> **MATERIAL PROVIDED**:
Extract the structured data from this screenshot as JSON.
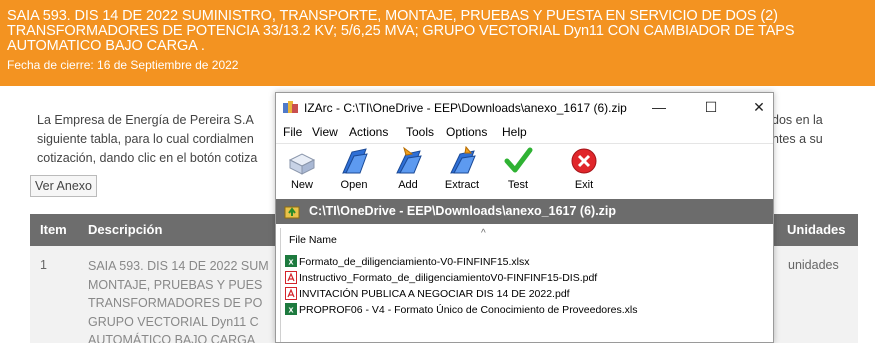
{
  "banner": {
    "title": "SAIA 593. DIS 14 DE 2022 SUMINISTRO, TRANSPORTE, MONTAJE, PRUEBAS Y PUESTA EN SERVICIO DE DOS (2) TRANSFORMADORES DE POTENCIA 33/13.2 KV; 5/6,25 MVA; GRUPO VECTORIAL Dyn11 CON CAMBIADOR DE TAPS AUTOMATICO BAJO CARGA .",
    "closing_date": "Fecha de cierre: 16 de Septiembre de 2022"
  },
  "intro": {
    "left_lines": [
      "La Empresa de Energía de Pereira S.A",
      "siguiente tabla, para lo cual cordialmen",
      "cotización, dando clic en el botón cotiza"
    ],
    "right_lines": [
      "dos en la",
      "ntes a su"
    ]
  },
  "ver_anexo_label": "Ver Anexo",
  "table": {
    "headers": {
      "item": "Item",
      "description": "Descripción",
      "units": "Unidades"
    },
    "row": {
      "item": "1",
      "description_lines": [
        "SAIA 593. DIS 14 DE 2022 SUM",
        "MONTAJE, PRUEBAS Y PUES",
        "TRANSFORMADORES DE PO",
        "GRUPO VECTORIAL Dyn11 C",
        "AUTOMÁTICO BAJO CARGA"
      ],
      "units": "unidades"
    }
  },
  "window": {
    "title": "IZArc - C:\\TI\\OneDrive - EEP\\Downloads\\anexo_1617 (6).zip",
    "controls": {
      "minimize": "—",
      "maximize": "☐",
      "close": "✕"
    },
    "menu": [
      "File",
      "View",
      "Actions",
      "Tools",
      "Options",
      "Help"
    ],
    "toolbar": [
      {
        "label": "New",
        "icon": "new-archive-icon"
      },
      {
        "label": "Open",
        "icon": "open-folder-icon"
      },
      {
        "label": "Add",
        "icon": "add-folder-icon"
      },
      {
        "label": "Extract",
        "icon": "extract-folder-icon"
      },
      {
        "label": "Test",
        "icon": "checkmark-icon"
      },
      {
        "label": "Exit",
        "icon": "exit-icon"
      }
    ],
    "path": "C:\\TI\\OneDrive - EEP\\Downloads\\anexo_1617 (6).zip",
    "column_header": "File Name",
    "files": [
      {
        "name": "Formato_de_diligenciamiento-V0-FINFINF15.xlsx",
        "type": "excel"
      },
      {
        "name": "Instructivo_Formato_de_diligenciamientoV0-FINFINF15-DIS.pdf",
        "type": "pdf"
      },
      {
        "name": "INVITACIÓN PUBLICA A NEGOCIAR DIS 14 DE 2022.pdf",
        "type": "pdf"
      },
      {
        "name": "PROPROF06 - V4 - Formato Único de Conocimiento de Proveedores.xls",
        "type": "excel"
      }
    ]
  },
  "colors": {
    "banner": "#f39321",
    "table_header": "#6d6d6d",
    "path_bar": "#6c6c6c",
    "exit_red": "#e0262b",
    "test_green": "#2fb233"
  }
}
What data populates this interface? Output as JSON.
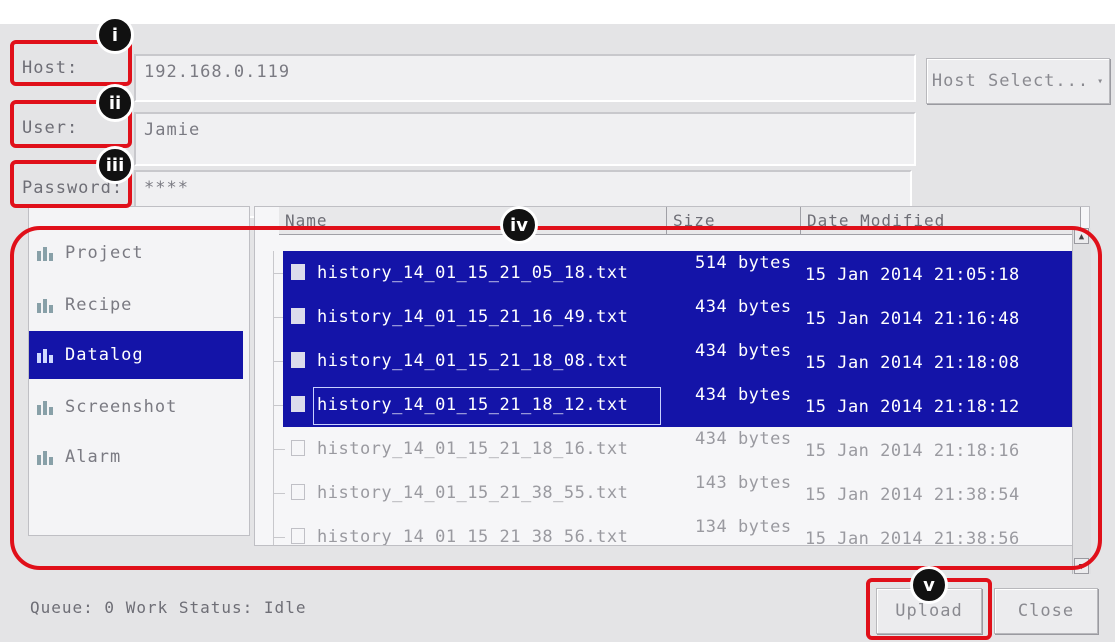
{
  "form": {
    "host_label": "Host:",
    "host_value": "192.168.0.119",
    "user_label": "User:",
    "user_value": "Jamie",
    "password_label": "Password:",
    "password_value": "****",
    "host_select_label": "Host Select..."
  },
  "annotations": [
    "i",
    "ii",
    "iii",
    "iv",
    "v"
  ],
  "sidebar": {
    "items": [
      {
        "label": "Project",
        "icon": "folder-icon",
        "active": false
      },
      {
        "label": "Recipe",
        "icon": "folder-icon",
        "active": false
      },
      {
        "label": "Datalog",
        "icon": "folder-icon",
        "active": true
      },
      {
        "label": "Screenshot",
        "icon": "folder-icon",
        "active": false
      },
      {
        "label": "Alarm",
        "icon": "folder-icon",
        "active": false
      }
    ]
  },
  "file_list": {
    "columns": [
      "Name",
      "Size",
      "Date Modified"
    ],
    "rows": [
      {
        "name": "history_14_01_15_21_05_18.txt",
        "size": "514 bytes",
        "date": "15 Jan 2014 21:05:18",
        "selected": true
      },
      {
        "name": "history_14_01_15_21_16_49.txt",
        "size": "434 bytes",
        "date": "15 Jan 2014 21:16:48",
        "selected": true
      },
      {
        "name": "history_14_01_15_21_18_08.txt",
        "size": "434 bytes",
        "date": "15 Jan 2014 21:18:08",
        "selected": true
      },
      {
        "name": "history_14_01_15_21_18_12.txt",
        "size": "434 bytes",
        "date": "15 Jan 2014 21:18:12",
        "selected": true
      },
      {
        "name": "history_14_01_15_21_18_16.txt",
        "size": "434 bytes",
        "date": "15 Jan 2014 21:18:16",
        "selected": false
      },
      {
        "name": "history_14_01_15_21_38_55.txt",
        "size": "143 bytes",
        "date": "15 Jan 2014 21:38:54",
        "selected": false
      },
      {
        "name": "history_14_01_15_21_38_56.txt",
        "size": "134 bytes",
        "date": "15 Jan 2014 21:38:56",
        "selected": false
      }
    ]
  },
  "footer": {
    "status_text": "Queue: 0 Work Status: Idle",
    "upload_label": "Upload",
    "close_label": "Close"
  },
  "colors": {
    "selection": "#1414a8",
    "annotation_border": "#e0101a",
    "background": "#e4e4e6"
  }
}
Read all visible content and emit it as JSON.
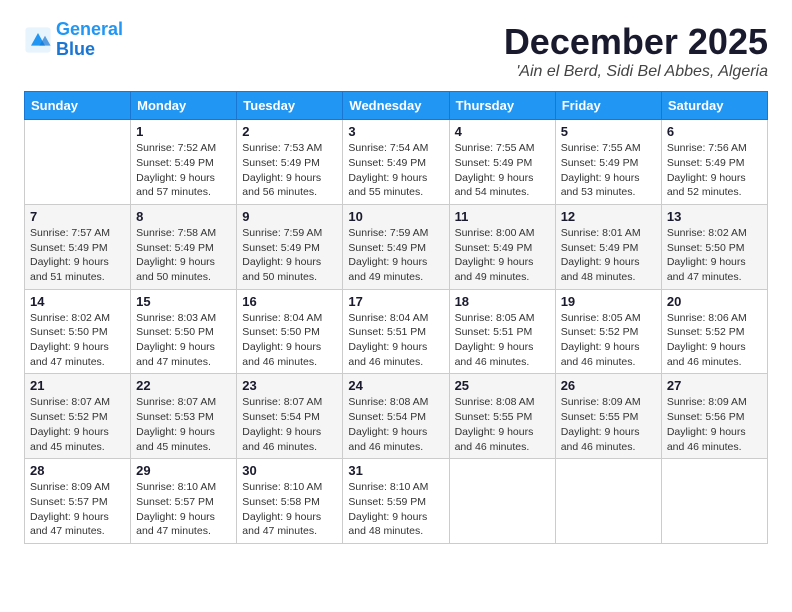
{
  "logo": {
    "line1": "General",
    "line2": "Blue"
  },
  "header": {
    "month": "December 2025",
    "location": "'Ain el Berd, Sidi Bel Abbes, Algeria"
  },
  "weekdays": [
    "Sunday",
    "Monday",
    "Tuesday",
    "Wednesday",
    "Thursday",
    "Friday",
    "Saturday"
  ],
  "weeks": [
    [
      {
        "day": "",
        "sunrise": "",
        "sunset": "",
        "daylight": ""
      },
      {
        "day": "1",
        "sunrise": "Sunrise: 7:52 AM",
        "sunset": "Sunset: 5:49 PM",
        "daylight": "Daylight: 9 hours and 57 minutes."
      },
      {
        "day": "2",
        "sunrise": "Sunrise: 7:53 AM",
        "sunset": "Sunset: 5:49 PM",
        "daylight": "Daylight: 9 hours and 56 minutes."
      },
      {
        "day": "3",
        "sunrise": "Sunrise: 7:54 AM",
        "sunset": "Sunset: 5:49 PM",
        "daylight": "Daylight: 9 hours and 55 minutes."
      },
      {
        "day": "4",
        "sunrise": "Sunrise: 7:55 AM",
        "sunset": "Sunset: 5:49 PM",
        "daylight": "Daylight: 9 hours and 54 minutes."
      },
      {
        "day": "5",
        "sunrise": "Sunrise: 7:55 AM",
        "sunset": "Sunset: 5:49 PM",
        "daylight": "Daylight: 9 hours and 53 minutes."
      },
      {
        "day": "6",
        "sunrise": "Sunrise: 7:56 AM",
        "sunset": "Sunset: 5:49 PM",
        "daylight": "Daylight: 9 hours and 52 minutes."
      }
    ],
    [
      {
        "day": "7",
        "sunrise": "Sunrise: 7:57 AM",
        "sunset": "Sunset: 5:49 PM",
        "daylight": "Daylight: 9 hours and 51 minutes."
      },
      {
        "day": "8",
        "sunrise": "Sunrise: 7:58 AM",
        "sunset": "Sunset: 5:49 PM",
        "daylight": "Daylight: 9 hours and 50 minutes."
      },
      {
        "day": "9",
        "sunrise": "Sunrise: 7:59 AM",
        "sunset": "Sunset: 5:49 PM",
        "daylight": "Daylight: 9 hours and 50 minutes."
      },
      {
        "day": "10",
        "sunrise": "Sunrise: 7:59 AM",
        "sunset": "Sunset: 5:49 PM",
        "daylight": "Daylight: 9 hours and 49 minutes."
      },
      {
        "day": "11",
        "sunrise": "Sunrise: 8:00 AM",
        "sunset": "Sunset: 5:49 PM",
        "daylight": "Daylight: 9 hours and 49 minutes."
      },
      {
        "day": "12",
        "sunrise": "Sunrise: 8:01 AM",
        "sunset": "Sunset: 5:49 PM",
        "daylight": "Daylight: 9 hours and 48 minutes."
      },
      {
        "day": "13",
        "sunrise": "Sunrise: 8:02 AM",
        "sunset": "Sunset: 5:50 PM",
        "daylight": "Daylight: 9 hours and 47 minutes."
      }
    ],
    [
      {
        "day": "14",
        "sunrise": "Sunrise: 8:02 AM",
        "sunset": "Sunset: 5:50 PM",
        "daylight": "Daylight: 9 hours and 47 minutes."
      },
      {
        "day": "15",
        "sunrise": "Sunrise: 8:03 AM",
        "sunset": "Sunset: 5:50 PM",
        "daylight": "Daylight: 9 hours and 47 minutes."
      },
      {
        "day": "16",
        "sunrise": "Sunrise: 8:04 AM",
        "sunset": "Sunset: 5:50 PM",
        "daylight": "Daylight: 9 hours and 46 minutes."
      },
      {
        "day": "17",
        "sunrise": "Sunrise: 8:04 AM",
        "sunset": "Sunset: 5:51 PM",
        "daylight": "Daylight: 9 hours and 46 minutes."
      },
      {
        "day": "18",
        "sunrise": "Sunrise: 8:05 AM",
        "sunset": "Sunset: 5:51 PM",
        "daylight": "Daylight: 9 hours and 46 minutes."
      },
      {
        "day": "19",
        "sunrise": "Sunrise: 8:05 AM",
        "sunset": "Sunset: 5:52 PM",
        "daylight": "Daylight: 9 hours and 46 minutes."
      },
      {
        "day": "20",
        "sunrise": "Sunrise: 8:06 AM",
        "sunset": "Sunset: 5:52 PM",
        "daylight": "Daylight: 9 hours and 46 minutes."
      }
    ],
    [
      {
        "day": "21",
        "sunrise": "Sunrise: 8:07 AM",
        "sunset": "Sunset: 5:52 PM",
        "daylight": "Daylight: 9 hours and 45 minutes."
      },
      {
        "day": "22",
        "sunrise": "Sunrise: 8:07 AM",
        "sunset": "Sunset: 5:53 PM",
        "daylight": "Daylight: 9 hours and 45 minutes."
      },
      {
        "day": "23",
        "sunrise": "Sunrise: 8:07 AM",
        "sunset": "Sunset: 5:54 PM",
        "daylight": "Daylight: 9 hours and 46 minutes."
      },
      {
        "day": "24",
        "sunrise": "Sunrise: 8:08 AM",
        "sunset": "Sunset: 5:54 PM",
        "daylight": "Daylight: 9 hours and 46 minutes."
      },
      {
        "day": "25",
        "sunrise": "Sunrise: 8:08 AM",
        "sunset": "Sunset: 5:55 PM",
        "daylight": "Daylight: 9 hours and 46 minutes."
      },
      {
        "day": "26",
        "sunrise": "Sunrise: 8:09 AM",
        "sunset": "Sunset: 5:55 PM",
        "daylight": "Daylight: 9 hours and 46 minutes."
      },
      {
        "day": "27",
        "sunrise": "Sunrise: 8:09 AM",
        "sunset": "Sunset: 5:56 PM",
        "daylight": "Daylight: 9 hours and 46 minutes."
      }
    ],
    [
      {
        "day": "28",
        "sunrise": "Sunrise: 8:09 AM",
        "sunset": "Sunset: 5:57 PM",
        "daylight": "Daylight: 9 hours and 47 minutes."
      },
      {
        "day": "29",
        "sunrise": "Sunrise: 8:10 AM",
        "sunset": "Sunset: 5:57 PM",
        "daylight": "Daylight: 9 hours and 47 minutes."
      },
      {
        "day": "30",
        "sunrise": "Sunrise: 8:10 AM",
        "sunset": "Sunset: 5:58 PM",
        "daylight": "Daylight: 9 hours and 47 minutes."
      },
      {
        "day": "31",
        "sunrise": "Sunrise: 8:10 AM",
        "sunset": "Sunset: 5:59 PM",
        "daylight": "Daylight: 9 hours and 48 minutes."
      },
      {
        "day": "",
        "sunrise": "",
        "sunset": "",
        "daylight": ""
      },
      {
        "day": "",
        "sunrise": "",
        "sunset": "",
        "daylight": ""
      },
      {
        "day": "",
        "sunrise": "",
        "sunset": "",
        "daylight": ""
      }
    ]
  ]
}
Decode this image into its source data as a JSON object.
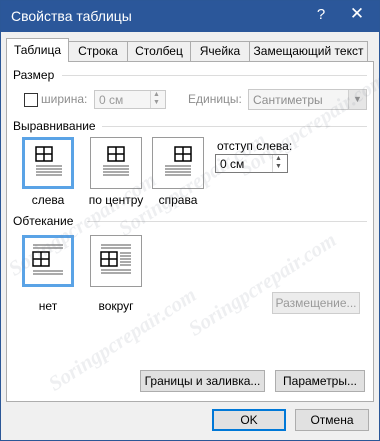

> **WHAT TO WORK ON**:
Find the string "Downloads" in the entries above and return each line that holds it.

> **ANSWER FOR THIS EXERCISE**:
    "title": "IZArc - C:\\TI\\OneDrive - EEP\\Downloads\\anexo_1617 (6).zip",
    "path": "C:\\TI\\OneDrive - EEP\\Downloads\\anexo_1617 (6).zip",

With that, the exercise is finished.